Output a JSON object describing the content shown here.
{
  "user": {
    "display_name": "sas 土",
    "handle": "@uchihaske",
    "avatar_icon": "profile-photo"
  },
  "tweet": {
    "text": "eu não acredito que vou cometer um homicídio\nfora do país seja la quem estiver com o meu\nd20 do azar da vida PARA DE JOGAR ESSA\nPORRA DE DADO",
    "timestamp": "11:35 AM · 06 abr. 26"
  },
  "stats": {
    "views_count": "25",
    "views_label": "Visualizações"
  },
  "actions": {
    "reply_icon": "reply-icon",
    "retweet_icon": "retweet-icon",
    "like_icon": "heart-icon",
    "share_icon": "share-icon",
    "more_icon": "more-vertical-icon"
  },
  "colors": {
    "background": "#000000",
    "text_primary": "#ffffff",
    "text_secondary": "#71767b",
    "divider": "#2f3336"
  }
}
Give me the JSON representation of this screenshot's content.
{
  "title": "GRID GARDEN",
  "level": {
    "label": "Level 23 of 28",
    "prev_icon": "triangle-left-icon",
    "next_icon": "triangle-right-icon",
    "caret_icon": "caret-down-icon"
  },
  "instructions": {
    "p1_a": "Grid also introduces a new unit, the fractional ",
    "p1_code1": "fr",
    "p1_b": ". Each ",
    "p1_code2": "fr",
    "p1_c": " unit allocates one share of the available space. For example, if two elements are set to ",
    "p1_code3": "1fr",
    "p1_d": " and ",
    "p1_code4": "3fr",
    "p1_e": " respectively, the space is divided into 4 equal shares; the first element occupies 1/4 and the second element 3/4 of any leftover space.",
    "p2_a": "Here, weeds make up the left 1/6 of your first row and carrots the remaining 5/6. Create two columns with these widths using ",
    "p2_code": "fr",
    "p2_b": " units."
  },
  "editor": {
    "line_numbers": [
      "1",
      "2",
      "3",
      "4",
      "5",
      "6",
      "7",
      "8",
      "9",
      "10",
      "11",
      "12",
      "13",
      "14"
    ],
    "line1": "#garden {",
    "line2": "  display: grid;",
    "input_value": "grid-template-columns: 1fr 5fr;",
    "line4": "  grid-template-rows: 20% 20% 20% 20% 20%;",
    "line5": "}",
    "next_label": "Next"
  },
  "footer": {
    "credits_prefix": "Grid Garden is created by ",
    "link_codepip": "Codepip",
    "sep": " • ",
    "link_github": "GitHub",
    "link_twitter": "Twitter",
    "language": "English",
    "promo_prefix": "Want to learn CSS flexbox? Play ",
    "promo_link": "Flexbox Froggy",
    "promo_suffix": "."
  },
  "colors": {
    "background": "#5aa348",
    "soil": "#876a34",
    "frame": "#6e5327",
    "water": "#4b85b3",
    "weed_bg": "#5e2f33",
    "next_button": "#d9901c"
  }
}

==*==

Each line of the listing should be copied exactly.

Output a JSON object describing the content shown here.
{
  "user": {
    "display_name": "sas 土",
    "handle": "@uchihaske",
    "avatar_icon": "profile-photo"
  },
  "tweet": {
    "text": "eu não acredito que vou cometer um homicídio\nfora do país seja la quem estiver com o meu\nd20 do azar da vida PARA DE JOGAR ESSA\nPORRA DE DADO",
    "timestamp": "11:35 AM · 06 abr. 26"
  },
  "stats": {
    "views_count": "25",
    "views_label": "Visualizações"
  },
  "actions": {
    "reply_icon": "reply-icon",
    "retweet_icon": "retweet-icon",
    "like_icon": "heart-icon",
    "share_icon": "share-icon",
    "more_icon": "more-vertical-icon"
  },
  "colors": {
    "background": "#000000",
    "text_primary": "#ffffff",
    "text_secondary": "#71767b",
    "divider": "#2f3336"
  }
}
Give me the JSON representation of this screenshot's content.
{
  "title": "GRID GARDEN",
  "level": {
    "label": "Level 23 of 28",
    "prev_icon": "triangle-left-icon",
    "next_icon": "triangle-right-icon",
    "caret_icon": "caret-down-icon"
  },
  "instructions": {
    "p1_a": "Grid also introduces a new unit, the fractional ",
    "p1_code1": "fr",
    "p1_b": ". Each ",
    "p1_code2": "fr",
    "p1_c": " unit allocates one share of the available space. For example, if two elements are set to ",
    "p1_code3": "1fr",
    "p1_d": " and ",
    "p1_code4": "3fr",
    "p1_e": " respectively, the space is divided into 4 equal shares; the first element occupies 1/4 and the second element 3/4 of any leftover space.",
    "p2_a": "Here, weeds make up the left 1/6 of your first row and carrots the remaining 5/6. Create two columns with these widths using ",
    "p2_code": "fr",
    "p2_b": " units."
  },
  "editor": {
    "line_numbers": [
      "1",
      "2",
      "3",
      "4",
      "5",
      "6",
      "7",
      "8",
      "9",
      "10",
      "11",
      "12",
      "13",
      "14"
    ],
    "line1": "#garden {",
    "line2": "  display: grid;",
    "input_value": "grid-template-columns: 1fr 5fr;",
    "line4": "  grid-template-rows: 20% 20% 20% 20% 20%;",
    "line5": "}",
    "next_label": "Next"
  },
  "footer": {
    "credits_prefix": "Grid Garden is created by ",
    "link_codepip": "Codepip",
    "sep": " • ",
    "link_github": "GitHub",
    "link_twitter": "Twitter",
    "language": "English",
    "promo_prefix": "Want to learn CSS flexbox? Play ",
    "promo_link": "Flexbox Froggy",
    "promo_suffix": "."
  },
  "colors": {
    "background": "#5aa348",
    "soil": "#876a34",
    "frame": "#6e5327",
    "water": "#4b85b3",
    "weed_bg": "#5e2f33",
    "next_button": "#d9901c"
  }
}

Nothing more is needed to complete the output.